● Given passage:
Fig. 4
Changes in the number of viable cells during storage. Whey fermentation was performed at 37℃ for 24 hours, then freeze-dried and stored at room temperature for 6 months. During this time, viable cell counts were determined monthly by serial dilutions in peptone water, followed by a 48-hour incubation at 37℃. The number of colonies formed was counted and expressed as.
4. Conclusions
In this study, whey fermentation was conducted using Lactobacillus plantarum, and the effects of honey supplementation as well as the storage stability after freeze-drying were comprehensively evaluated. During fermentation, L. plantarum induced a marked decrease in pH and an increase in titratable acidity within 24 h, with viable cell counts ultimately reaching approximately 11–12 log CFU/mL. In particular, the honey-supplemented group exhibited synergistic effects on microbial growth and metabolic activity, demonstrating that honey can function as an effective prebiotic substrate. After freeze-drying and storage at room temperature for six months, high viable counts were maintained initially but gradually decreased over time, reaching approximately 6 log CFU/mL by the end of the storage period. Nevertheless, this level still satisfied the minimum standard for probiotic products (≥6 log CFU/mL). Although the honey-supplemented group showed relatively higher viable counts immediately after fermentation, its long-term stability was slightly lower than that of the control group. These results suggest that cell membrane damage, protein denaturation, and oxidative stress during freezing and storage were the primary causes of viability loss, while certain protective factors present in honey, such as trehalose, sugars, and polyphenols, contributed to partial survival. Therefore, this study demonstrates that honey supplementation can enhance probiotic activity and physiological functionality during whey fermentation and that freeze-drying enables the preservation of viable cells and postbiotic components at a certain level over long-term storage. However, to further improve long-term stability, additional technological approaches such as cryoprotectant supplementation or encapsulation are required. Collectively, the findings indicate the potential of honey-based fermented whey for enhancing functionality and for the development of stable probiotic and postbiotic ingredients.

● Exercise requirements:
- A) Condense the paragraph of the whey fermentation text beginning "In this study, whey fermentation was conducted" into a short list of its main findings.
- B) For each statement, say whether it agrees with the whey fermentation text, and quote the words that decide it: (i) By the end of storage, viable counts were about 6 log CFU/mL. (ii) The honey-supplemented group showed greater long-term stability than the control group. (iii) Encapsulation was used in this study to improve stability.
The lines that follow come from a different source than the whey fermentation text.

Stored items

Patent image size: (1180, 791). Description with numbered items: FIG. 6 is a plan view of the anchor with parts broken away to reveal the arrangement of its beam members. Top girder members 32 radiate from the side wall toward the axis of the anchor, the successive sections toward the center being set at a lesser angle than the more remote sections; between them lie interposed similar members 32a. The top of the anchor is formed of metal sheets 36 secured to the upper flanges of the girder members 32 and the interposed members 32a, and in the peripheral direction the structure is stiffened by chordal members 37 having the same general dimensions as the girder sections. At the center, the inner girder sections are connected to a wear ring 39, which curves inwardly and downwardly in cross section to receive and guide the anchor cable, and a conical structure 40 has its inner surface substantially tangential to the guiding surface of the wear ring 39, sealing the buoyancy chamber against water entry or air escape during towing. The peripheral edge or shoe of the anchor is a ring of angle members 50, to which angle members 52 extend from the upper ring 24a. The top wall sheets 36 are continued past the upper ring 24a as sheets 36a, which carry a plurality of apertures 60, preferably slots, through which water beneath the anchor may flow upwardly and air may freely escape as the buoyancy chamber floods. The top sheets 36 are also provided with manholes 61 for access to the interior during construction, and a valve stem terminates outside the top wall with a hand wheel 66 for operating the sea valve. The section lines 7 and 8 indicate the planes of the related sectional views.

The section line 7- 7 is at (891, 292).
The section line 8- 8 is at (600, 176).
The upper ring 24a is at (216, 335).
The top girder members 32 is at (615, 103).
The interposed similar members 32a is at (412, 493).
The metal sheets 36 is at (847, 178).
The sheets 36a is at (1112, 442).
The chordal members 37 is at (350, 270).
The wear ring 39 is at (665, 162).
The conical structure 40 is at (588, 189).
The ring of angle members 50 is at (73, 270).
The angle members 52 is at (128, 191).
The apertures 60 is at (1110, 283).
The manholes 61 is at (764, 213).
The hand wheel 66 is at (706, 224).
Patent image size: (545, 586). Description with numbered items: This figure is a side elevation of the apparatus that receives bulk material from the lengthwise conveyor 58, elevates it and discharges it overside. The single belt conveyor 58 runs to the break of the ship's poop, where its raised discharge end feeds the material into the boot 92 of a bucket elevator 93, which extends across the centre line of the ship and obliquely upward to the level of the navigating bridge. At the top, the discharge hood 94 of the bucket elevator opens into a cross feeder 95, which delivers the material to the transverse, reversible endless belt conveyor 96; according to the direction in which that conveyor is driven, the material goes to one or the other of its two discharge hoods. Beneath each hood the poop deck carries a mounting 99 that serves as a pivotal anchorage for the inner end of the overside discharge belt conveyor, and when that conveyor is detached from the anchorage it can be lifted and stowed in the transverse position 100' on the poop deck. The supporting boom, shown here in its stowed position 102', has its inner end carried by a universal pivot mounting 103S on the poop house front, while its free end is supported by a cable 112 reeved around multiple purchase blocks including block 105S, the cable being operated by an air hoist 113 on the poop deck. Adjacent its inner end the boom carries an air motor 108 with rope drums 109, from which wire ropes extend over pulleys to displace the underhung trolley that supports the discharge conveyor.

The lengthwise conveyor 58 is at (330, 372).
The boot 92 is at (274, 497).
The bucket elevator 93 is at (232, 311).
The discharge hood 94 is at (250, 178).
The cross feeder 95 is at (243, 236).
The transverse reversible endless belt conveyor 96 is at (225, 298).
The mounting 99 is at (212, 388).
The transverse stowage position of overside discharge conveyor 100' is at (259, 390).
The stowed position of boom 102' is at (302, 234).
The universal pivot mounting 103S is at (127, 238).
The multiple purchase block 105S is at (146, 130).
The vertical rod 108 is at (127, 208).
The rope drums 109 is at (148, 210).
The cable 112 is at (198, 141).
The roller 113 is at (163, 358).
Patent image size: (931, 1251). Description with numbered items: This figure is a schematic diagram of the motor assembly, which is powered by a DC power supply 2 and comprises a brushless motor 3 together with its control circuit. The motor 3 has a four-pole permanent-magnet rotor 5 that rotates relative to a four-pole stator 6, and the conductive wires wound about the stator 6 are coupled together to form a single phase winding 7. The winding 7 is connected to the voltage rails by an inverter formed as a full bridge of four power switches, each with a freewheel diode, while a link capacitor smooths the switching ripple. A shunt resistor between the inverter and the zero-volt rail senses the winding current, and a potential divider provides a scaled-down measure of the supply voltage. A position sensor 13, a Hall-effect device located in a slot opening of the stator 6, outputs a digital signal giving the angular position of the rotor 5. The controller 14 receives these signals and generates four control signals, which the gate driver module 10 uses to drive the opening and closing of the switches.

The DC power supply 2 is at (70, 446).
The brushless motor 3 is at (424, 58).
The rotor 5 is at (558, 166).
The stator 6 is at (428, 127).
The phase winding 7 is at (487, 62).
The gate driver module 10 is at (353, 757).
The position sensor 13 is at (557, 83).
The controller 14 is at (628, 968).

● Answers to the exercises:
- A)
- Whey was fermented with Lactobacillus plantarum. The study evaluated honey supplementation and storage stability after freeze-drying.
- Within 24 h, pH fell sharply, titratable acidity rose, and viable counts reached about 11–12 log CFU/mL.
- Honey had synergistic effects on microbial growth and metabolic activity, acting as an effective prebiotic substrate.
- After freeze-drying and six months at room temperature, viable counts gradually declined to about 6 log CFU/mL. This still met the probiotic minimum of ≥6 log CFU/mL.
- The honey group had higher counts right after fermentation but slightly lower long-term stability than the control.
- Viability loss was attributed mainly to membrane damage, protein denaturation, and oxidative stress. Honey's trehalose, sugars, and polyphenols aided partial survival.
- Cryoprotectants or encapsulation are needed to improve long-term stability further.
- Honey-based fermented whey shows potential for stable probiotic and postbiotic ingredients.

- B)
(i) Yes: "reaching approximately 6 log CFU/mL by the end of the storage period."
(ii) No: "its long-term stability was slightly lower than that of the control group."
(iii) No: "additional technological approaches such as cryoprotectant supplementation or encapsulation are required."